Stored records
※ ※ ※

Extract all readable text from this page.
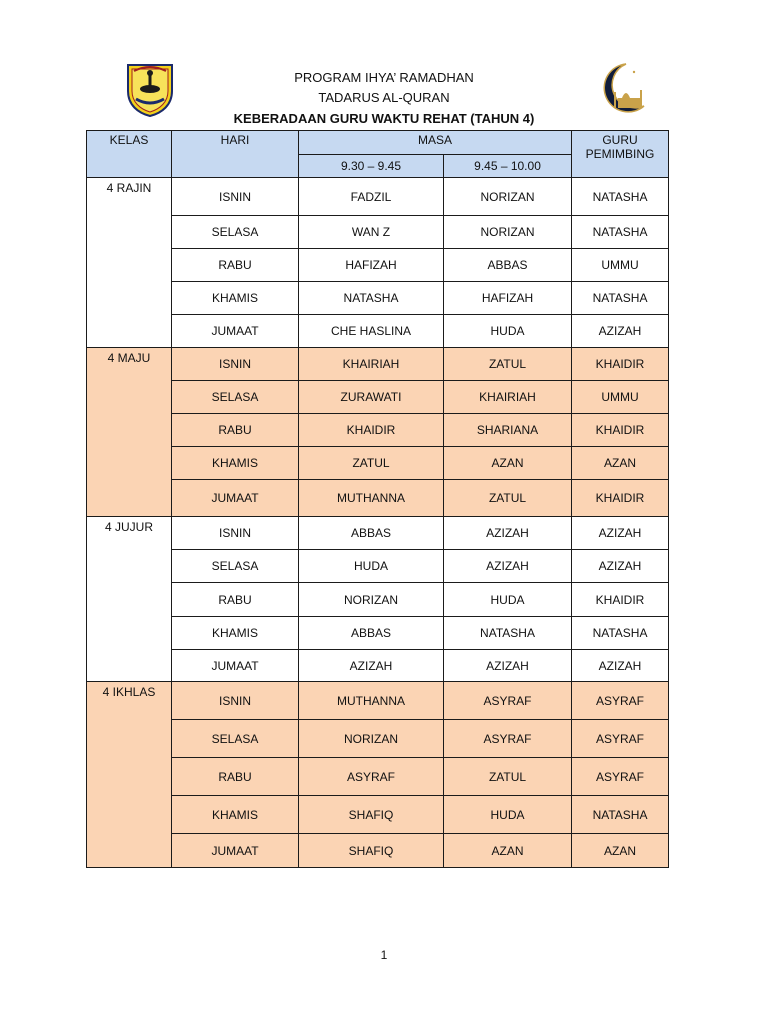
PROGRAM IHYA’ RAMADHAN
TADARUS AL-QURAN
KEBERADAAN GURU WAKTU REHAT (TAHUN 4)
KELAS	HARI	MASA		GURU
PEMIMBING
		9.30 – 9.45	9.45 – 10.00	
4 RAJIN	ISNIN	FADZIL	NORIZAN	NATASHA
	SELASA	WAN Z	NORIZAN	NATASHA
	RABU	HAFIZAH	ABBAS	UMMU
	KHAMIS	NATASHA	HAFIZAH	NATASHA
	JUMAAT	CHE HASLINA	HUDA	AZIZAH
4 MAJU	ISNIN	KHAIRIAH	ZATUL	KHAIDIR
	SELASA	ZURAWATI	KHAIRIAH	UMMU
	RABU	KHAIDIR	SHARIANA	KHAIDIR
	KHAMIS	ZATUL	AZAN	AZAN
	JUMAAT	MUTHANNA	ZATUL	KHAIDIR
4 JUJUR	ISNIN	ABBAS	AZIZAH	AZIZAH
	SELASA	HUDA	AZIZAH	AZIZAH
	RABU	NORIZAN	HUDA	KHAIDIR
	KHAMIS	ABBAS	NATASHA	NATASHA
	JUMAAT	AZIZAH	AZIZAH	AZIZAH
4 IKHLAS	ISNIN	MUTHANNA	ASYRAF	ASYRAF
	SELASA	NORIZAN	ASYRAF	ASYRAF
	RABU	ASYRAF	ZATUL	ASYRAF
	KHAMIS	SHAFIQ	HUDA	NATASHA
	JUMAAT	SHAFIQ	AZAN	AZAN
1
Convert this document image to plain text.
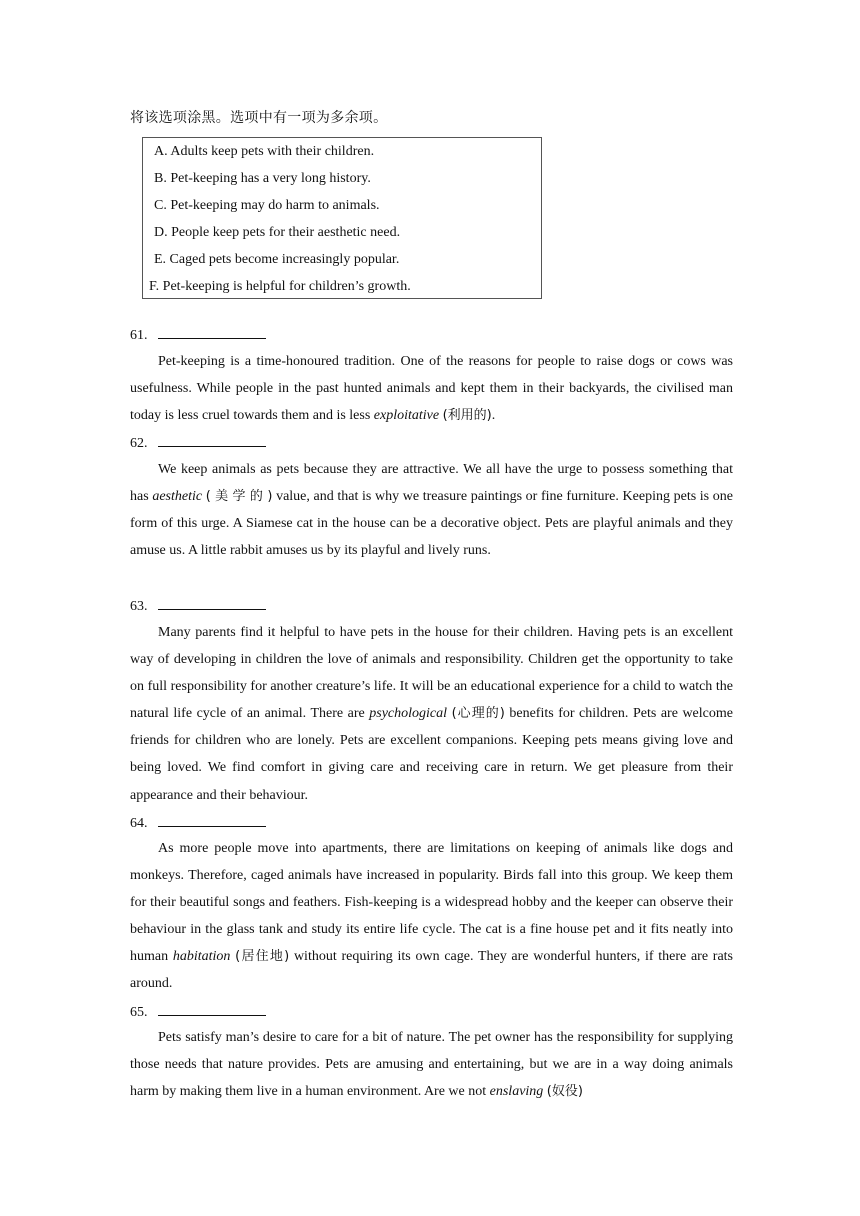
将该选项涂黑。选项中有一项为多余项。
A. Adults keep pets with their children.
B. Pet-keeping has a very long history.
C. Pet-keeping may do harm to animals.
D. People keep pets for their aesthetic need.
E. Caged pets become increasingly popular.
F. Pet-keeping is helpful for children’s growth.
61.

Pet-keeping is a time-honoured tradition. One of the reasons for people to raise dogs or cows was usefulness. While people in the past hunted animals and kept them in their backyards, the civilised man today is less cruel towards them and is less exploitative (利用的).

62.

We keep animals as pets because they are attractive. We all have the urge to possess something that has aesthetic ( 美 学 的 ) value, and that is why we treasure paintings or fine furniture. Keeping pets is one form of this urge. A Siamese cat in the house can be a decorative object. Pets are playful animals and they amuse us. A little rabbit amuses us by its playful and lively runs.

63.

Many parents find it helpful to have pets in the house for their children. Having pets is an excellent way of developing in children the love of animals and responsibility. Children get the opportunity to take on full responsibility for another creature’s life. It will be an educational experience for a child to watch the natural life cycle of an animal. There are psychological (心理的) benefits for children. Pets are welcome friends for children who are lonely. Pets are excellent companions. Keeping pets means giving love and being loved. We find comfort in giving care and receiving care in return. We get pleasure from their appearance and their behaviour.

64.

As more people move into apartments, there are limitations on keeping of animals like dogs and monkeys. Therefore, caged animals have increased in popularity. Birds fall into this group. We keep them for their beautiful songs and feathers. Fish-keeping is a widespread hobby and the keeper can observe their behaviour in the glass tank and study its entire life cycle. The cat is a fine house pet and it fits neatly into human habitation (居住地) without requiring its own cage. They are wonderful hunters, if there are rats around.

65.

Pets satisfy man’s desire to care for a bit of nature. The pet owner has the responsibility for supplying those needs that nature provides. Pets are amusing and entertaining, but we are in a way doing animals harm by making them live in a human environment. Are we not enslaving (奴役)
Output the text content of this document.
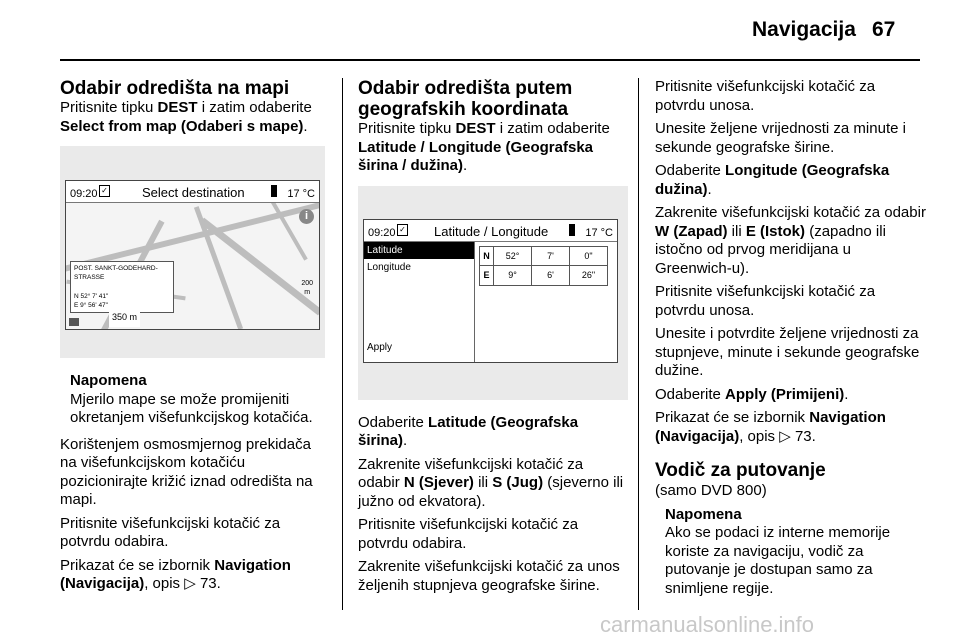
Navigacija 67
Odabir odredišta na mapi

Pritisnite tipku DEST i zatim odaberite Select from map (Odaberi s mape).

09:20 ✓	Select destination	17 °C
i
POST. SANKT-GODEHARD-STRASSE
N 52° 7' 41"
E 9° 56' 47"
200
m
350 m
Napomena
Mjerilo mape se može promijeniti okretanjem višefunkcijskog kotačića.

Korištenjem osmosmjernog prekidača na višefunkcijskom kotačiću pozicionirajte križić iznad odredišta na mapi.

Pritisnite višefunkcijski kotačić za potvrdu odabira.

Prikazat će se izbornik Navigation (Navigacija), opis ▷ 73.

Odabir odredišta putem geografskih koordinata

Pritisnite tipku DEST i zatim odaberite Latitude / Longitude (Geografska širina / dužina).

09:20 ✓ Latitude / Longitude	17 °C
Latitude
Longitude
Apply
N	52°	7'	0"
E	9°	6'	26"

Odaberite Latitude (Geografska širina).

Zakrenite višefunkcijski kotačić za odabir N (Sjever) ili S (Jug) (sjeverno ili južno od ekvatora).

Pritisnite višefunkcijski kotačić za potvrdu odabira.

Zakrenite višefunkcijski kotačić za unos željenih stupnjeva geografske širine.

Pritisnite višefunkcijski kotačić za potvrdu unosa.

Unesite željene vrijednosti za minute i sekunde geografske širine.

Odaberite Longitude (Geografska dužina).

Zakrenite višefunkcijski kotačić za odabir W (Zapad) ili E (Istok) (zapadno ili istočno od prvog meridijana u Greenwich-u).

Pritisnite višefunkcijski kotačić za potvrdu unosa.

Unesite i potvrdite željene vrijednosti za stupnjeve, minute i sekunde geografske dužine.

Odaberite Apply (Primijeni).

Prikazat će se izbornik Navigation (Navigacija), opis ▷ 73.

Vodič za putovanje

(samo DVD 800)

Napomena
Ako se podaci iz interne memorije koriste za navigaciju, vodič za putovanje je dostupan samo za snimljene regije.
carmanualsonline.info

※ ※ ※

■ What is needed
Collect each line holding the string "tipku".

■ Exercise output
Pritisnite tipku DEST i zatim odaberite Select from map (Odaberi s mape).
Pritisnite tipku DEST i zatim odaberite Latitude / Longitude (Geografska širina / dužina).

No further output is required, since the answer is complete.